• _Directive_
Can you render every line of the listing below as a Markdown table with the columns Row and Line, numbering the rows and omitting blank lines?

• _Input data_
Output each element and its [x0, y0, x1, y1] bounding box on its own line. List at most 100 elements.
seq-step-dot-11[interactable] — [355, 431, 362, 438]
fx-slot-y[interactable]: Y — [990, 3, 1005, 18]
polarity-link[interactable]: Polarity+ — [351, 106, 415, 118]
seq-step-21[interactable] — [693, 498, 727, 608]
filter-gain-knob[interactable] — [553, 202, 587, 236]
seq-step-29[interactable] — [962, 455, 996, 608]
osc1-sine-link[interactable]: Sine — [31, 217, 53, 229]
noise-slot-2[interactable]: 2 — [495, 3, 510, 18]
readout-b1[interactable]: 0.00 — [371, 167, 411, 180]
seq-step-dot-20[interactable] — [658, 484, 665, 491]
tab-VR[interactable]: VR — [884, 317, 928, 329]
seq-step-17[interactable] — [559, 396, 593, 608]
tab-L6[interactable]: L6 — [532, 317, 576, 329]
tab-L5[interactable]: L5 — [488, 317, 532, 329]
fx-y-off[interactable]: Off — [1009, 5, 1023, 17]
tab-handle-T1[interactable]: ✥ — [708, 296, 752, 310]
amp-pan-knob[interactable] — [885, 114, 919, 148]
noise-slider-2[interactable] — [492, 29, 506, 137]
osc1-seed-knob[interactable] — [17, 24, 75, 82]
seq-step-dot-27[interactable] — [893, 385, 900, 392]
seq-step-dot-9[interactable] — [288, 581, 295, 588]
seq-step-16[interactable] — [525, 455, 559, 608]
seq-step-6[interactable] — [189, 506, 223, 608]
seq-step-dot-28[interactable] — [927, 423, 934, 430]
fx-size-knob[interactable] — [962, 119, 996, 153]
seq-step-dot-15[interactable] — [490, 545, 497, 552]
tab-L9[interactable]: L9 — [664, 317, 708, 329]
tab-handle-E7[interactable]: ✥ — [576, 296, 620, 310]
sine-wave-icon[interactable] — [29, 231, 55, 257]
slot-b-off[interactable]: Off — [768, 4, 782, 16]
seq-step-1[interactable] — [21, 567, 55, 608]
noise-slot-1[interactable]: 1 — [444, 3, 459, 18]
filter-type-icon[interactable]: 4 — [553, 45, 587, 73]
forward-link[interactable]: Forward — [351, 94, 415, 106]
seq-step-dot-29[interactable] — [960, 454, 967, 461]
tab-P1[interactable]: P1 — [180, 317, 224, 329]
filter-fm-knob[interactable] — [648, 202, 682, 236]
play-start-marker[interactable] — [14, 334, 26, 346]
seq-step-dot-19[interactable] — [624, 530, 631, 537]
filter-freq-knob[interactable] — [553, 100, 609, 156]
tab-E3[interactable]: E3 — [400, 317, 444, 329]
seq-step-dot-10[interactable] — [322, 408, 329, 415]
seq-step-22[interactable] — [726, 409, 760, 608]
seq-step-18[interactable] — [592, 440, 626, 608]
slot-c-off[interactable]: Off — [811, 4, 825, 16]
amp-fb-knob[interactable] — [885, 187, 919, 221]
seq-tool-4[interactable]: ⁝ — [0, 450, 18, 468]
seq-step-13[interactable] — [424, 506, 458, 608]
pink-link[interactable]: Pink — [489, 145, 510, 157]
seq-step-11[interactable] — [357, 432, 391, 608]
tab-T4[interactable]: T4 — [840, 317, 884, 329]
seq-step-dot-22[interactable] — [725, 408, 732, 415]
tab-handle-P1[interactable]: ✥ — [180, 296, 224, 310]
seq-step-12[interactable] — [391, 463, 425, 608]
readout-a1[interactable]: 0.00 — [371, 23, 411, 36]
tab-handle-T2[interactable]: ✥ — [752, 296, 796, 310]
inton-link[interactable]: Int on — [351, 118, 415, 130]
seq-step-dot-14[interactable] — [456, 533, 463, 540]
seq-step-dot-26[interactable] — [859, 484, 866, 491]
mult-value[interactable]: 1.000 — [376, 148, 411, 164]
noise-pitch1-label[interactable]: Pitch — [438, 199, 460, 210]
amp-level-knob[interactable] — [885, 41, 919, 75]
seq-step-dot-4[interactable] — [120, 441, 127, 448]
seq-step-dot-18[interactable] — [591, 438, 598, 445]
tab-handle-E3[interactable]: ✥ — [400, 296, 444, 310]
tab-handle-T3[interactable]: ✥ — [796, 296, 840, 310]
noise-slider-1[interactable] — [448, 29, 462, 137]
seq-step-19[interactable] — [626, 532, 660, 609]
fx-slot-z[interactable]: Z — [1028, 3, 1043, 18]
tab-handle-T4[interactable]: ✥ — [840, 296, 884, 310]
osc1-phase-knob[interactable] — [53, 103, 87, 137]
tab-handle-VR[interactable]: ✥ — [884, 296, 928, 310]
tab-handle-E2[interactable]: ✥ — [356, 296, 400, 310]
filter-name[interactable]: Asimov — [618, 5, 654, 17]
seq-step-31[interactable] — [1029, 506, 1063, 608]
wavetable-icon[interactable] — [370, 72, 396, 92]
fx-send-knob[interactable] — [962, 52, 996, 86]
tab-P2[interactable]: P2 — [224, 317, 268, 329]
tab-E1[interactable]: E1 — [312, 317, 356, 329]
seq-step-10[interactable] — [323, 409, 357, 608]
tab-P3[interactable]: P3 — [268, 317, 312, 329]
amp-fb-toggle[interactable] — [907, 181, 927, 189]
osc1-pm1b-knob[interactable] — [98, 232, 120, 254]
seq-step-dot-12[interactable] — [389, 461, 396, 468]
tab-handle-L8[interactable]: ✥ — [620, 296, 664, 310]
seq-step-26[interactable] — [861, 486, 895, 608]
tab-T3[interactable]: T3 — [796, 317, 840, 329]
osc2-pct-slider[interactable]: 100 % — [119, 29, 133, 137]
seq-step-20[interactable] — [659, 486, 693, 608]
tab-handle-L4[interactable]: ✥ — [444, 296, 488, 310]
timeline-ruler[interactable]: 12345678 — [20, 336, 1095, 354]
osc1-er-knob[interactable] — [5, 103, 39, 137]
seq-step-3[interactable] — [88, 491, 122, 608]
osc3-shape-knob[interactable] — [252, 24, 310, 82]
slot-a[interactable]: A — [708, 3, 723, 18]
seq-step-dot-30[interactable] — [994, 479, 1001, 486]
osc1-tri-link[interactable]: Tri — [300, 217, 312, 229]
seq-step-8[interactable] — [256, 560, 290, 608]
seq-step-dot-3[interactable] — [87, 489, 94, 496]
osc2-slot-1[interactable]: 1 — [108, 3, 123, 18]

• _Output for this task_
| Row | Line |
|---|---|
| 1 | Output each element and its [x0, y0, x1, y1] bounding box on its own line. List at most 100 elements. |
| 2 | seq-step-dot-11[interactable] — [355, 431, 362, 438] |
| 3 | fx-slot-y[interactable]: Y — [990, 3, 1005, 18] |
| 4 | polarity-link[interactable]: Polarity+ — [351, 106, 415, 118] |
| 5 | seq-step-21[interactable] — [693, 498, 727, 608] |
| 6 | filter-gain-knob[interactable] — [553, 202, 587, 236] |
| 7 | seq-step-29[interactable] — [962, 455, 996, 608] |
| 8 | osc1-sine-link[interactable]: Sine — [31, 217, 53, 229] |
| 9 | noise-slot-2[interactable]: 2 — [495, 3, 510, 18] |
| 10 | readout-b1[interactable]: 0.00 — [371, 167, 411, 180] |
| 11 | seq-step-dot-20[interactable] — [658, 484, 665, 491] |
| 12 | tab-VR[interactable]: VR — [884, 317, 928, 329] |
| 13 | seq-step-17[interactable] — [559, 396, 593, 608] |
| 14 | tab-L6[interactable]: L6 — [532, 317, 576, 329] |
| 15 | tab-L5[interactable]: L5 — [488, 317, 532, 329] |
| 16 | fx-y-off[interactable]: Off — [1009, 5, 1023, 17] |
| 17 | tab-handle-T1[interactable]: ✥ — [708, 296, 752, 310] |
| 18 | amp-pan-knob[interactable] — [885, 114, 919, 148] |
| 19 | noise-slider-2[interactable] — [492, 29, 506, 137] |
| 20 | osc1-seed-knob[interactable] — [17, 24, 75, 82] |
| 21 | seq-step-dot-27[interactable] — [893, 385, 900, 392] |
| 22 | seq-step-dot-9[interactable] — [288, 581, 295, 588] |
| 23 | seq-step-16[interactable] — [525, 455, 559, 608] |
| 24 | seq-step-6[interactable] — [189, 506, 223, 608] |
| 25 | seq-step-dot-28[interactable] — [927, 423, 934, 430] |
| 26 | fx-size-knob[interactable] — [962, 119, 996, 153] |
| 27 | seq-step-dot-15[interactable] — [490, 545, 497, 552] |
| 28 | tab-L9[interactable]: L9 — [664, 317, 708, 329] |
| 29 | tab-handle-E7[interactable]: ✥ — [576, 296, 620, 310] |
| 30 | sine-wave-icon[interactable] — [29, 231, 55, 257] |
| 31 | slot-b-off[interactable]: Off — [768, 4, 782, 16] |
| 32 | seq-step-1[interactable] — [21, 567, 55, 608] |
| 33 | noise-slot-1[interactable]: 1 — [444, 3, 459, 18] |
| 34 | filter-type-icon[interactable]: 4 — [553, 45, 587, 73] |
| 35 | forward-link[interactable]: Forward — [351, 94, 415, 106] |
| 36 | seq-step-dot-29[interactable] — [960, 454, 967, 461] |
| 37 | tab-P1[interactable]: P1 — [180, 317, 224, 329] |
| 38 | filter-fm-knob[interactable] — [648, 202, 682, 236] |
| 39 | play-start-marker[interactable] — [14, 334, 26, 346] |
| 40 | seq-step-dot-19[interactable] — [624, 530, 631, 537] |
| 41 | filter-freq-knob[interactable] — [553, 100, 609, 156] |
| 42 | tab-E3[interactable]: E3 — [400, 317, 444, 329] |
| 43 | seq-step-dot-10[interactable] — [322, 408, 329, 415] |
| 44 | seq-step-22[interactable] — [726, 409, 760, 608] |
| 45 | seq-step-18[interactable] — [592, 440, 626, 608] |
| 46 | slot-c-off[interactable]: Off — [811, 4, 825, 16] |
| 47 | amp-fb-knob[interactable] — [885, 187, 919, 221] |
| 48 | seq-tool-4[interactable]: ⁝ — [0, 450, 18, 468] |
| 49 | seq-step-13[interactable] — [424, 506, 458, 608] |
| 50 | pink-link[interactable]: Pink — [489, 145, 510, 157] |
| 51 | seq-step-11[interactable] — [357, 432, 391, 608] |
| 52 | tab-T4[interactable]: T4 — [840, 317, 884, 329] |
| 53 | seq-step-dot-22[interactable] — [725, 408, 732, 415] |
| 54 | tab-handle-P1[interactable]: ✥ — [180, 296, 224, 310] |
| 55 | seq-step-12[interactable] — [391, 463, 425, 608] |
| 56 | readout-a1[interactable]: 0.00 — [371, 23, 411, 36] |
| 57 | tab-handle-T2[interactable]: ✥ — [752, 296, 796, 310] |
| 58 | inton-link[interactable]: Int on — [351, 118, 415, 130] |
| 59 | seq-step-dot-14[interactable] — [456, 533, 463, 540] |
| 60 | seq-step-dot-26[interactable] — [859, 484, 866, 491] |
| 61 | mult-value[interactable]: 1.000 — [376, 148, 411, 164] |
| 62 | noise-pitch1-label[interactable]: Pitch — [438, 199, 460, 210] |
| 63 | amp-level-knob[interactable] — [885, 41, 919, 75] |
| 64 | seq-step-dot-4[interactable] — [120, 441, 127, 448] |
| 65 | seq-step-dot-18[interactable] — [591, 438, 598, 445] |
| 66 | tab-handle-E3[interactable]: ✥ — [400, 296, 444, 310] |
| 67 | tab-handle-T3[interactable]: ✥ — [796, 296, 840, 310] |
| 68 | noise-slider-1[interactable] — [448, 29, 462, 137] |
| 69 | seq-step-19[interactable] — [626, 532, 660, 609] |
| 70 | fx-slot-z[interactable]: Z — [1028, 3, 1043, 18] |
| 71 | tab-handle-T4[interactable]: ✥ — [840, 296, 884, 310] |
| 72 | osc1-phase-knob[interactable] — [53, 103, 87, 137] |
| 73 | tab-handle-VR[interactable]: ✥ — [884, 296, 928, 310] |
| 74 | tab-handle-E2[interactable]: ✥ — [356, 296, 400, 310] |
| 75 | filter-name[interactable]: Asimov — [618, 5, 654, 17] |
| 76 | seq-step-31[interactable] — [1029, 506, 1063, 608] |
| 77 | wavetable-icon[interactable] — [370, 72, 396, 92] |
| 78 | fx-send-knob[interactable] — [962, 52, 996, 86] |
| 79 | tab-P2[interactable]: P2 — [224, 317, 268, 329] |
| 80 | tab-E1[interactable]: E1 — [312, 317, 356, 329] |
| 81 | seq-step-10[interactable] — [323, 409, 357, 608] |
| 82 | tab-P3[interactable]: P3 — [268, 317, 312, 329] |
| 83 | amp-fb-toggle[interactable] — [907, 181, 927, 189] |
| 84 | osc1-pm1b-knob[interactable] — [98, 232, 120, 254] |
| 85 | seq-step-dot-12[interactable] — [389, 461, 396, 468] |
| 86 | tab-handle-L8[interactable]: ✥ — [620, 296, 664, 310] |
| 87 | seq-step-26[interactable] — [861, 486, 895, 608] |
| 88 | tab-T3[interactable]: T3 — [796, 317, 840, 329] |
| 89 | osc2-pct-slider[interactable]: 100 % — [119, 29, 133, 137] |
| 90 | seq-step-20[interactable] — [659, 486, 693, 608] |
| 91 | tab-handle-L4[interactable]: ✥ — [444, 296, 488, 310] |
| 92 | timeline-ruler[interactable]: 12345678 — [20, 336, 1095, 354] |
| 93 | osc1-er-knob[interactable] — [5, 103, 39, 137] |
| 94 | seq-step-3[interactable] — [88, 491, 122, 608] |
| 95 | osc3-shape-knob[interactable] — [252, 24, 310, 82] |
| 96 | slot-a[interactable]: A — [708, 3, 723, 18] |
| 97 | seq-step-dot-30[interactable] — [994, 479, 1001, 486] |
| 98 | osc1-tri-link[interactable]: Tri — [300, 217, 312, 229] |
| 99 | seq-step-8[interactable] — [256, 560, 290, 608] |
| 100 | seq-step-dot-3[interactable] — [87, 489, 94, 496] |
| 101 | osc2-slot-1[interactable]: 1 — [108, 3, 123, 18] |